Filter the lines below, copying only those with the string "этой".

· · · · ·

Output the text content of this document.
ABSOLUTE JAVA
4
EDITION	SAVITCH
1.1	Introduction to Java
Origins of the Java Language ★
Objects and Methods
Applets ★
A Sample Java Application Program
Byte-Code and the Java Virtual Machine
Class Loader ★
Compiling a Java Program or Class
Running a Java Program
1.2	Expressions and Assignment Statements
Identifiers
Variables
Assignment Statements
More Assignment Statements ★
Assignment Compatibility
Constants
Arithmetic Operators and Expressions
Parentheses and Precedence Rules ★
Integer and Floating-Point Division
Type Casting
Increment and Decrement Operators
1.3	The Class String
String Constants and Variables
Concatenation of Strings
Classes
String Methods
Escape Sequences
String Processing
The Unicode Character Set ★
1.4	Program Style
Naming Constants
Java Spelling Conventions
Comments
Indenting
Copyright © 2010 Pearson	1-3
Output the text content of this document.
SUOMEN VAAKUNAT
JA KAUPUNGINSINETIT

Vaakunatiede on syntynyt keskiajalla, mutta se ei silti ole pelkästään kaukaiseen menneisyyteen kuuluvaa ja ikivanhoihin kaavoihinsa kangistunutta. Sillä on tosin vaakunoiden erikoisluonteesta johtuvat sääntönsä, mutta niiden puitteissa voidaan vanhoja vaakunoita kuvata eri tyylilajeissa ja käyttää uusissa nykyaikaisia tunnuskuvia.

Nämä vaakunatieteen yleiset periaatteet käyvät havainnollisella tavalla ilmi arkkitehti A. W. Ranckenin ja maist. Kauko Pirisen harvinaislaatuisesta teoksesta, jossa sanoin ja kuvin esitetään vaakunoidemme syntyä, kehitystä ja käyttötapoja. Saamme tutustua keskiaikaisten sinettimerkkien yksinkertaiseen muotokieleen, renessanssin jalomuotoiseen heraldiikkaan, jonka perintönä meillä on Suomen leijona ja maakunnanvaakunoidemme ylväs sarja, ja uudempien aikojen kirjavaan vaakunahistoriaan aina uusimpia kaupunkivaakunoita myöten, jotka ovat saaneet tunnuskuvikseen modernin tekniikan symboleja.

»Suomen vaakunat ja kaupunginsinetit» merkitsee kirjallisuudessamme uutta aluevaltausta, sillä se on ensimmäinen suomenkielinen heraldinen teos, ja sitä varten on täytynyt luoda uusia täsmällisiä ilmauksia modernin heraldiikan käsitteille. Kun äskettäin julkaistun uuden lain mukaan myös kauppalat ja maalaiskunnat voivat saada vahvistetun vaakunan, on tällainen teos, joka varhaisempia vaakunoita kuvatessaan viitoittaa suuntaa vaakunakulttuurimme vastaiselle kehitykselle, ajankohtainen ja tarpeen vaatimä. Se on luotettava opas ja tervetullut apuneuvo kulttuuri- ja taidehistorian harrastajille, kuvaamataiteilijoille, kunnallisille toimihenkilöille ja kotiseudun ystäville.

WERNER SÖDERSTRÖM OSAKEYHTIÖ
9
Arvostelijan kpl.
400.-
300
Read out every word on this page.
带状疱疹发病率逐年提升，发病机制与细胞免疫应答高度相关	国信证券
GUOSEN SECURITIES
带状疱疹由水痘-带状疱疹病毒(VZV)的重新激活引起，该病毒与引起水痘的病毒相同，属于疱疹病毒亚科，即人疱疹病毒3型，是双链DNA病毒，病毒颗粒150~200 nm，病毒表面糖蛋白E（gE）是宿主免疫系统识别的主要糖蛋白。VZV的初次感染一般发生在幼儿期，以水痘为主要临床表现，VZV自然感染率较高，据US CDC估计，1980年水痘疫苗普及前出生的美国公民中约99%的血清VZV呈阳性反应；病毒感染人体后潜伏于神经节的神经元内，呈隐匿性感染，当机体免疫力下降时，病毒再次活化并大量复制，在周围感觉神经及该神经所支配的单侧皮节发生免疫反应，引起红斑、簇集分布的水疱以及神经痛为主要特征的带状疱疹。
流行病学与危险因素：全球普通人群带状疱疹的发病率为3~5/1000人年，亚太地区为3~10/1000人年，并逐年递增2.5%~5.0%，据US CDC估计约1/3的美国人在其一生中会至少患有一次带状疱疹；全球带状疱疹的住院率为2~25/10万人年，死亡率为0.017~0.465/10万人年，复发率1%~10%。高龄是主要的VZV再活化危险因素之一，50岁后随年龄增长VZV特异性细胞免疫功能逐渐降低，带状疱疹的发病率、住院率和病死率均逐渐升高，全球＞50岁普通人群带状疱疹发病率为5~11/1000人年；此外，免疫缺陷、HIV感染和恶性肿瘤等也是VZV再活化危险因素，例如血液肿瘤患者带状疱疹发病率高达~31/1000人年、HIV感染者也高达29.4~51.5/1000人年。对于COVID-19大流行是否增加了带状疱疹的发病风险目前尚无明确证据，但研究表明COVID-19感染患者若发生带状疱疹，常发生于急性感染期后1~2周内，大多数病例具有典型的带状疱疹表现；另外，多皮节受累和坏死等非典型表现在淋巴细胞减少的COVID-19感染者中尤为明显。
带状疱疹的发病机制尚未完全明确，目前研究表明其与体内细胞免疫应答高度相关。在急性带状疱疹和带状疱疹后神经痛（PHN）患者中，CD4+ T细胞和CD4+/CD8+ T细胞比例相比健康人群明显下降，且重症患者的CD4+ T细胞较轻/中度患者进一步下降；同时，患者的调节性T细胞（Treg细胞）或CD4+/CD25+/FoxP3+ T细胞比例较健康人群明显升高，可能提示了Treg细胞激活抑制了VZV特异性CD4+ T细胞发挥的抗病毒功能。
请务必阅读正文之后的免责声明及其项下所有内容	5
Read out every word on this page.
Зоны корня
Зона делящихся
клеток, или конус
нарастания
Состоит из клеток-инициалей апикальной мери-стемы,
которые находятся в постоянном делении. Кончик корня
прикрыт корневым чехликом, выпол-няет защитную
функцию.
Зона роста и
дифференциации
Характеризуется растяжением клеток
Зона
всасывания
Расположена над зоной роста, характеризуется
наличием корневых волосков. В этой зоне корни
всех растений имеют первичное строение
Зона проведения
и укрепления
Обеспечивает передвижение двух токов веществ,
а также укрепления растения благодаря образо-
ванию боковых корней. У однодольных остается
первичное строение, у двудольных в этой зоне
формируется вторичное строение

· · · · ·

■ WRITTEN ANSWER
наличием корневых волосков. В этой зоне корни
первичное строение, у двудольных в этой зоне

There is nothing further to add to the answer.